— Begin DATASET RECORDS —

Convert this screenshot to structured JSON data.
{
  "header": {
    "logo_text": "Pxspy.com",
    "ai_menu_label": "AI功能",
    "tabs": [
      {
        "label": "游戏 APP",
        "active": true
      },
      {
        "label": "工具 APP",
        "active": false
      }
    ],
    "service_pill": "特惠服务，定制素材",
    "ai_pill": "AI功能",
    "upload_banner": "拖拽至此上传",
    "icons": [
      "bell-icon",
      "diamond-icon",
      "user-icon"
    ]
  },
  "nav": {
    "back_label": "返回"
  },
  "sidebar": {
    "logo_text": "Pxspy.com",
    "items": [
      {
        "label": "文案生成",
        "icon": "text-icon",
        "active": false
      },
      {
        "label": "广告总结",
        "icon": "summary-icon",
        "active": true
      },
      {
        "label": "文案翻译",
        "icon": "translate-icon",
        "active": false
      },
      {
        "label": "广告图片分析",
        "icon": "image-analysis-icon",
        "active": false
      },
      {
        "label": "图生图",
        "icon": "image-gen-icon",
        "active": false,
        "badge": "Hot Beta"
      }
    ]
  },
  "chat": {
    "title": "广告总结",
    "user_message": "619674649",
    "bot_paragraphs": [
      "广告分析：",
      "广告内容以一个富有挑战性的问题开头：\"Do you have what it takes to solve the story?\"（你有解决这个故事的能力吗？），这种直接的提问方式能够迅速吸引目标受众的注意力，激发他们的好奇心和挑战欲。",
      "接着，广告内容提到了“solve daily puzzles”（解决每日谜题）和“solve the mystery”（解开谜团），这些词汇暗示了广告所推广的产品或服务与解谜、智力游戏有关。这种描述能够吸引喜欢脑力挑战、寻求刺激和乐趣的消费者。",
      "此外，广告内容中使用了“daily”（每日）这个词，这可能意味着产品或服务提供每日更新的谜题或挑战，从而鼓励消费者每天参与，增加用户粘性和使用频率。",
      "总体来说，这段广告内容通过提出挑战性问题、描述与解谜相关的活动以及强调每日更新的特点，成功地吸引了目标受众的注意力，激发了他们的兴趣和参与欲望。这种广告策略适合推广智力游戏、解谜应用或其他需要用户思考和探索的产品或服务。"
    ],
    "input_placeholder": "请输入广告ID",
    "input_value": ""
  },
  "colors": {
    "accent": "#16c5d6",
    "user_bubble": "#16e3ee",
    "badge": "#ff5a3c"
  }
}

— End DATASET RECORDS —

DIRECTIVE
Retype each record exactly, leaving nothing out.

SOLUTION TO THIS TASK
Convert this screenshot to structured JSON data.
{
  "header": {
    "logo_text": "Pxspy.com",
    "ai_menu_label": "AI功能",
    "tabs": [
      {
        "label": "游戏 APP",
        "active": true
      },
      {
        "label": "工具 APP",
        "active": false
      }
    ],
    "service_pill": "特惠服务，定制素材",
    "ai_pill": "AI功能",
    "upload_banner": "拖拽至此上传",
    "icons": [
      "bell-icon",
      "diamond-icon",
      "user-icon"
    ]
  },
  "nav": {
    "back_label": "返回"
  },
  "sidebar": {
    "logo_text": "Pxspy.com",
    "items": [
      {
        "label": "文案生成",
        "icon": "text-icon",
        "active": false
      },
      {
        "label": "广告总结",
        "icon": "summary-icon",
        "active": true
      },
      {
        "label": "文案翻译",
        "icon": "translate-icon",
        "active": false
      },
      {
        "label": "广告图片分析",
        "icon": "image-analysis-icon",
        "active": false
      },
      {
        "label": "图生图",
        "icon": "image-gen-icon",
        "active": false,
        "badge": "Hot Beta"
      }
    ]
  },
  "chat": {
    "title": "广告总结",
    "user_message": "619674649",
    "bot_paragraphs": [
      "广告分析：",
      "广告内容以一个富有挑战性的问题开头：\"Do you have what it takes to solve the story?\"（你有解决这个故事的能力吗？），这种直接的提问方式能够迅速吸引目标受众的注意力，激发他们的好奇心和挑战欲。",
      "接着，广告内容提到了“solve daily puzzles”（解决每日谜题）和“solve the mystery”（解开谜团），这些词汇暗示了广告所推广的产品或服务与解谜、智力游戏有关。这种描述能够吸引喜欢脑力挑战、寻求刺激和乐趣的消费者。",
      "此外，广告内容中使用了“daily”（每日）这个词，这可能意味着产品或服务提供每日更新的谜题或挑战，从而鼓励消费者每天参与，增加用户粘性和使用频率。",
      "总体来说，这段广告内容通过提出挑战性问题、描述与解谜相关的活动以及强调每日更新的特点，成功地吸引了目标受众的注意力，激发了他们的兴趣和参与欲望。这种广告策略适合推广智力游戏、解谜应用或其他需要用户思考和探索的产品或服务。"
    ],
    "input_placeholder": "请输入广告ID",
    "input_value": ""
  },
  "colors": {
    "accent": "#16c5d6",
    "user_bubble": "#16e3ee",
    "badge": "#ff5a3c"
  }
}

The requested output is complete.